[Given entries start]

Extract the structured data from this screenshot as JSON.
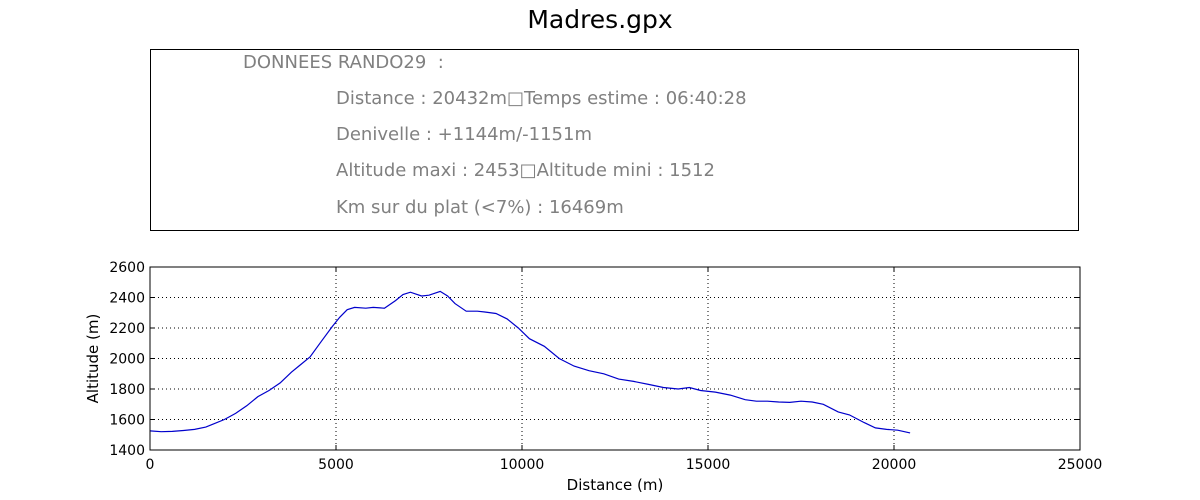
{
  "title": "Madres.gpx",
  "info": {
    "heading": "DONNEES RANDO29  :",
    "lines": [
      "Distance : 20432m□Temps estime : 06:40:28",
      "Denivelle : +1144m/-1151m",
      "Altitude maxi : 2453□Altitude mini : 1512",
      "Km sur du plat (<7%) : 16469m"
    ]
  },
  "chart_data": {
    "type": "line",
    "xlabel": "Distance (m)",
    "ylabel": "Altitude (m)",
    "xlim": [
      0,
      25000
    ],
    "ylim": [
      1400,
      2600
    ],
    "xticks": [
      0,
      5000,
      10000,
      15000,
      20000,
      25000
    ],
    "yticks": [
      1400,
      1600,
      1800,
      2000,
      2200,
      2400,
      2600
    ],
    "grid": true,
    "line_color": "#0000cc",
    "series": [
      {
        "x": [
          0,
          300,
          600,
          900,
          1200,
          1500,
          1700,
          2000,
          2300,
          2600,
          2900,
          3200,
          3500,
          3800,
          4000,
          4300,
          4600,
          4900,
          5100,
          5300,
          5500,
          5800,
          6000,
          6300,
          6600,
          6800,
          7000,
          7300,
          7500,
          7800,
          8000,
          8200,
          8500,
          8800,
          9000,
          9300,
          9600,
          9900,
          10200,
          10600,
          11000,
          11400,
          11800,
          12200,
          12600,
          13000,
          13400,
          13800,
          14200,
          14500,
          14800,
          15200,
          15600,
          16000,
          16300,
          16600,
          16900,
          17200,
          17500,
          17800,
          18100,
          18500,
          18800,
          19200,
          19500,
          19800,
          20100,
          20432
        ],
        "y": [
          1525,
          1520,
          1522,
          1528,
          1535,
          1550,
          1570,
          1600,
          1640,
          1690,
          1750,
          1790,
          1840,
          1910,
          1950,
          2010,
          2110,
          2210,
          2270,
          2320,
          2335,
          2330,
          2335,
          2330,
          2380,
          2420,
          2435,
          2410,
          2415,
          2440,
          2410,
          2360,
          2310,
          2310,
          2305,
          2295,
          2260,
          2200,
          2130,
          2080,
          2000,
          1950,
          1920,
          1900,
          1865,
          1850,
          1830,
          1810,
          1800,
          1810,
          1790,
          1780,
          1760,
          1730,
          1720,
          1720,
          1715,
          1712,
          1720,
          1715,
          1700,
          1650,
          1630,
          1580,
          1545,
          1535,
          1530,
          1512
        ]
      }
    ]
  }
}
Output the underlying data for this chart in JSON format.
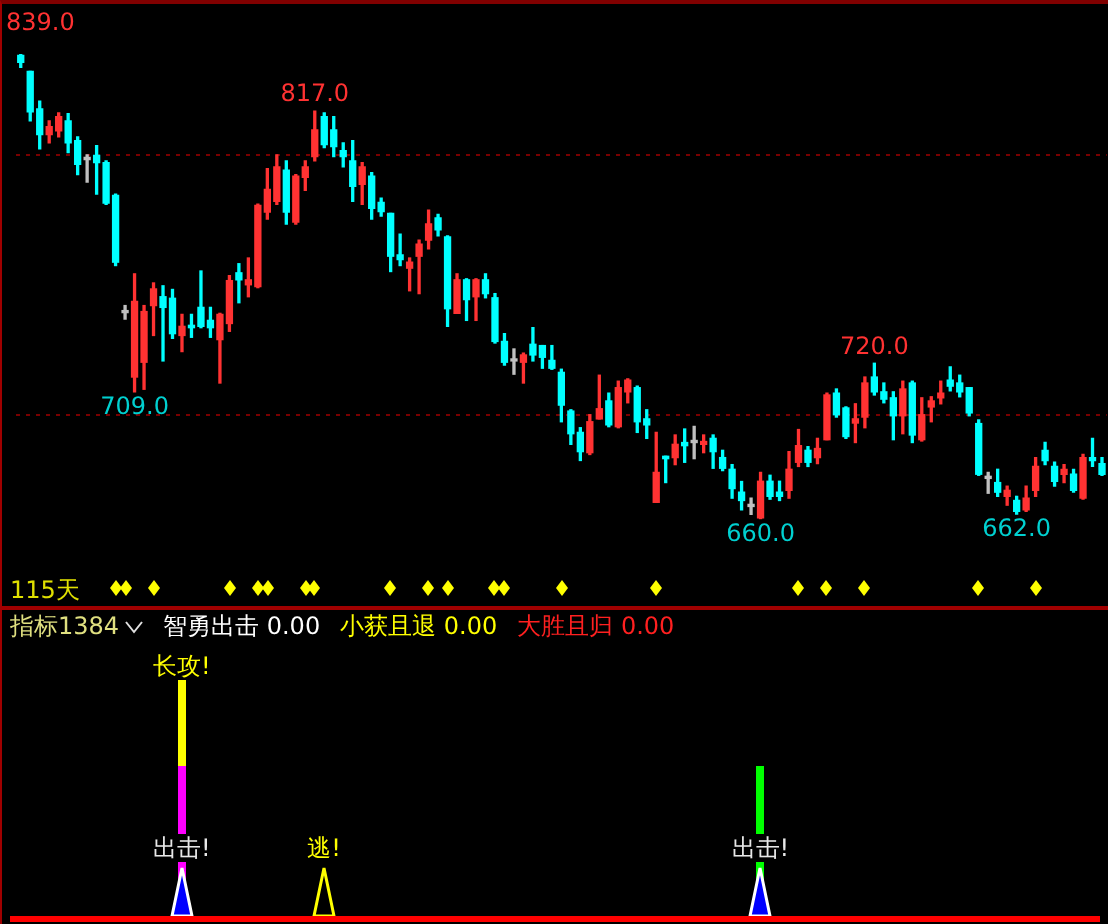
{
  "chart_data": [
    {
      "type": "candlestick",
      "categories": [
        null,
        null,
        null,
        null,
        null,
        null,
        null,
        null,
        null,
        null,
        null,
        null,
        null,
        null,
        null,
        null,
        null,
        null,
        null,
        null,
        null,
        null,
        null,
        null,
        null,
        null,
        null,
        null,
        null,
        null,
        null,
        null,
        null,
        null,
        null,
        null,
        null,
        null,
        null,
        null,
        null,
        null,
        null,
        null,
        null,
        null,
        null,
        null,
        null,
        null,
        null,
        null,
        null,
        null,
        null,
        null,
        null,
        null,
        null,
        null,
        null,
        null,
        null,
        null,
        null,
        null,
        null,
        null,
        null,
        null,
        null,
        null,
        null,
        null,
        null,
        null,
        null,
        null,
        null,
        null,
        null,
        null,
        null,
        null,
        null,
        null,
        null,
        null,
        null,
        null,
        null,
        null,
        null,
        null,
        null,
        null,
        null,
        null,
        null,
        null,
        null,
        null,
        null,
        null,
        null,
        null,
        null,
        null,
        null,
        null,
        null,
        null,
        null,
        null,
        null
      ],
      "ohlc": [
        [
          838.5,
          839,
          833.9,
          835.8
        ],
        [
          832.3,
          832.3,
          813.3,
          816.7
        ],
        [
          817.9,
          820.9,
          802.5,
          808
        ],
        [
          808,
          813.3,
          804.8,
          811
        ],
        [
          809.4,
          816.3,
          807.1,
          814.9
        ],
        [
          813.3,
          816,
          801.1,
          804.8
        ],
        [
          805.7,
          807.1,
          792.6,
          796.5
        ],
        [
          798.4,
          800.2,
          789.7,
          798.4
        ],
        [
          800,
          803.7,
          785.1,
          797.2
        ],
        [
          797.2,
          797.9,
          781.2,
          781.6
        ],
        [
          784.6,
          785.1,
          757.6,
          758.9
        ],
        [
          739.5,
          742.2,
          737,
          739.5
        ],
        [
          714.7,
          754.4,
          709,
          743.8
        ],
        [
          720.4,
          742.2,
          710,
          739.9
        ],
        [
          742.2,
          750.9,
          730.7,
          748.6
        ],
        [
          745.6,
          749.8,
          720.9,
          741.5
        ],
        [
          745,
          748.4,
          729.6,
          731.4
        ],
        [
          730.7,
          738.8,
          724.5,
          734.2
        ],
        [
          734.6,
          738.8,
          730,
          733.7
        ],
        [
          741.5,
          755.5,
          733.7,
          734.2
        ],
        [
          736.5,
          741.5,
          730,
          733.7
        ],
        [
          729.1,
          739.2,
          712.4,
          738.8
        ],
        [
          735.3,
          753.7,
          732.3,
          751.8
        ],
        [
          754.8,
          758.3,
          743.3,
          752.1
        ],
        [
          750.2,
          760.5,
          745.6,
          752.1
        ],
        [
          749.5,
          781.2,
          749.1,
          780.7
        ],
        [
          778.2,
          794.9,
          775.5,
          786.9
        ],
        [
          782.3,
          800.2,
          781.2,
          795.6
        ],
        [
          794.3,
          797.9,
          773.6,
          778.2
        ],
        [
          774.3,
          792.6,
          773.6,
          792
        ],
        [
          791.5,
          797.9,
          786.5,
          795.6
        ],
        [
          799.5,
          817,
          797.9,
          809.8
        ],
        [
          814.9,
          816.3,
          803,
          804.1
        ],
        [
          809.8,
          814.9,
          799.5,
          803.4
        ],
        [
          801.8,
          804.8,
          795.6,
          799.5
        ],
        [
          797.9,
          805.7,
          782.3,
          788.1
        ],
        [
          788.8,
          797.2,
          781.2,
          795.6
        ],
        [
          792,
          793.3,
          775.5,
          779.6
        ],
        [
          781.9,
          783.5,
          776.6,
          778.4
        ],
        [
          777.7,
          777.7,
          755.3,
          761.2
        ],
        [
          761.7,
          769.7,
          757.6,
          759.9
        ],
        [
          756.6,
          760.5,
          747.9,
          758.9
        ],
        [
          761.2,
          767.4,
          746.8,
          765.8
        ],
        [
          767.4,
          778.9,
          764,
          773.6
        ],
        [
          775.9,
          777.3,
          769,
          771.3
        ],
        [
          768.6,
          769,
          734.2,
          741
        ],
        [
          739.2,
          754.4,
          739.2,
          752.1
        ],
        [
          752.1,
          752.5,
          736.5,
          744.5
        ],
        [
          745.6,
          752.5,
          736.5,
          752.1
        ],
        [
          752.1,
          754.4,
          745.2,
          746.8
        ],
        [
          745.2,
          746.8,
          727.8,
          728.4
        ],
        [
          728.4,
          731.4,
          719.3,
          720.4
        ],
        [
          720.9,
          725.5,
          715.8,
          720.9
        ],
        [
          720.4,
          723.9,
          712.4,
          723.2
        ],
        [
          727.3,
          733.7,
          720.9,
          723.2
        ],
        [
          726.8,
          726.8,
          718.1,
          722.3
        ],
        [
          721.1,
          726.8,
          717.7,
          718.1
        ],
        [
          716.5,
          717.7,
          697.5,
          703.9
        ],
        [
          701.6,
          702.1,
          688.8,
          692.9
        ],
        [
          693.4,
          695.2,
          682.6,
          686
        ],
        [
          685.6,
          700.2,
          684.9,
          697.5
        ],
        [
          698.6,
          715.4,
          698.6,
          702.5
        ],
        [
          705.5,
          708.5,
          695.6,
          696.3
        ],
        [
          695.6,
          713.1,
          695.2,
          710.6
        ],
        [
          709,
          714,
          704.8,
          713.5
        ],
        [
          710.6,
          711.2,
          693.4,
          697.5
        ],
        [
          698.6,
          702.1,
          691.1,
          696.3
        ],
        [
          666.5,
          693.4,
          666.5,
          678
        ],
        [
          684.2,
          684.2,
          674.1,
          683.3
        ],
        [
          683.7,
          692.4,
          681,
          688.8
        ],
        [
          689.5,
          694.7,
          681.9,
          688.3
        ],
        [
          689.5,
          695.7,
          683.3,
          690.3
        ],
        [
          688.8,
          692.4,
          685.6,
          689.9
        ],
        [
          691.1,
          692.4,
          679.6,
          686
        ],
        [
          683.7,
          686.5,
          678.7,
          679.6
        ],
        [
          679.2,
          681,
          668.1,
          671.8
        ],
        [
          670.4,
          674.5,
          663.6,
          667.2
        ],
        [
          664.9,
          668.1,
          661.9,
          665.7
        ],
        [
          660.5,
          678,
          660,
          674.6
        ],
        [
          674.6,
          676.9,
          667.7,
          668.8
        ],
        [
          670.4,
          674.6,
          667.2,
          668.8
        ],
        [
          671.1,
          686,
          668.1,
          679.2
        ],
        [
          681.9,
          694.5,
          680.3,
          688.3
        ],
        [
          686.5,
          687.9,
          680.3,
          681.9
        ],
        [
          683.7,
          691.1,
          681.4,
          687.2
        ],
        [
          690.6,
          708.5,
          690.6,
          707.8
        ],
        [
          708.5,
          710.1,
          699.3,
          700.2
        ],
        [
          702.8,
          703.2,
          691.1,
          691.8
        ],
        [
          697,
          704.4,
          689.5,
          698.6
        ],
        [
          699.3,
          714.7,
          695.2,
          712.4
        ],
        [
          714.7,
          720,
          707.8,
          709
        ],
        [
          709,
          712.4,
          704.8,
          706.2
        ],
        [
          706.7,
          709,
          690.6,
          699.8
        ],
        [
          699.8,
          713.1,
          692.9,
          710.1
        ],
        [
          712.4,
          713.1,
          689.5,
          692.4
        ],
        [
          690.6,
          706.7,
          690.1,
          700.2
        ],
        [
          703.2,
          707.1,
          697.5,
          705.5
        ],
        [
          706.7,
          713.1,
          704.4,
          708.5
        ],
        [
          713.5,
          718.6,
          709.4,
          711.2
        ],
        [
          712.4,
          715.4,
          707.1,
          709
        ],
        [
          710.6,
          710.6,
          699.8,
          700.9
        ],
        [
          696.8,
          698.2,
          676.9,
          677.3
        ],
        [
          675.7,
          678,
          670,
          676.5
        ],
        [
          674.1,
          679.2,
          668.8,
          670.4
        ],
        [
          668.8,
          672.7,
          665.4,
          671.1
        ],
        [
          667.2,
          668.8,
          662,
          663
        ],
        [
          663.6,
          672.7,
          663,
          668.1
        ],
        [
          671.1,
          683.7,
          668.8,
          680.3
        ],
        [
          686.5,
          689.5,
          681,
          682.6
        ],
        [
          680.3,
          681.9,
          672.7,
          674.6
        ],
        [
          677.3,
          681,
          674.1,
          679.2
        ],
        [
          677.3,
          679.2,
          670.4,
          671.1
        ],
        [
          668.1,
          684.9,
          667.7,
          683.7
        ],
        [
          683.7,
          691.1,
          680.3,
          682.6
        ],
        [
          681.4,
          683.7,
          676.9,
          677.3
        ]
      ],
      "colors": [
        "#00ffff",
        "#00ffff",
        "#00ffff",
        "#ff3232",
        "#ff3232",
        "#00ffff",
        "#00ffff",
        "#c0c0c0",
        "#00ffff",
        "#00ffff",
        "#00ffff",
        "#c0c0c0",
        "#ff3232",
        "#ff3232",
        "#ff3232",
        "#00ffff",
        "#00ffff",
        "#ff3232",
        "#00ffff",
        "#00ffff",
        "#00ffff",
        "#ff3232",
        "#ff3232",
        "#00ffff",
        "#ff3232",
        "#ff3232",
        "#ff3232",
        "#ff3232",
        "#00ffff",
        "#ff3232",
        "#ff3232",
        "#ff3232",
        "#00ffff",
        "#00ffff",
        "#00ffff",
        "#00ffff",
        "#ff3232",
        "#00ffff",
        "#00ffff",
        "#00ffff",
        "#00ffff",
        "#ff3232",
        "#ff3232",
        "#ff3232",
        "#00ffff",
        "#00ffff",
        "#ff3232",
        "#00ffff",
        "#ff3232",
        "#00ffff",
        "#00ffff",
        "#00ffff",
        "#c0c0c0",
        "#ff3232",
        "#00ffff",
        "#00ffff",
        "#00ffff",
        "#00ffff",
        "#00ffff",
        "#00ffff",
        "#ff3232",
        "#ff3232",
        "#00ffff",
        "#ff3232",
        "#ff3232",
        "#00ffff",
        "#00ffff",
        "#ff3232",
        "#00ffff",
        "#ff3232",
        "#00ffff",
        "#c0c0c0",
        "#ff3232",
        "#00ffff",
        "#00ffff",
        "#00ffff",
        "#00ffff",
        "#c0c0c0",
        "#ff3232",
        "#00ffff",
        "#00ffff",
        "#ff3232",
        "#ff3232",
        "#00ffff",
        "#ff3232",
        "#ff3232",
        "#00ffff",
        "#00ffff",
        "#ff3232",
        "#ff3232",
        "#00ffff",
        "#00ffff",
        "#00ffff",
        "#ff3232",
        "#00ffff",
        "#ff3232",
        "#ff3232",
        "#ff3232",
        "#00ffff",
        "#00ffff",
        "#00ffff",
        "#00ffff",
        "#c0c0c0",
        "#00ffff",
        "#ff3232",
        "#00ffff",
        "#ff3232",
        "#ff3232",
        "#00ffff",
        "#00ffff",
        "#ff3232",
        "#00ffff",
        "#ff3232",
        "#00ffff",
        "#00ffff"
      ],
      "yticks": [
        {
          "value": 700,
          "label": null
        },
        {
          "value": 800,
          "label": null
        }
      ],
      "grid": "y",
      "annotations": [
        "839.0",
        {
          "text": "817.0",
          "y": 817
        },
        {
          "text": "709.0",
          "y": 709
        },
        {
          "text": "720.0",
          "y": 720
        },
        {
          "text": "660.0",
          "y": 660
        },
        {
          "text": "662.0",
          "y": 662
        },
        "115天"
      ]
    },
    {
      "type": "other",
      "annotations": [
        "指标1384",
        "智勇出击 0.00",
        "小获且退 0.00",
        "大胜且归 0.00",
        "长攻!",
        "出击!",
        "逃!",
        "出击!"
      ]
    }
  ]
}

[Given entries end]

• What is asked:
Determine the number of lines in these entries that contain the word "type", and write only that number.

• Solution for this task:
3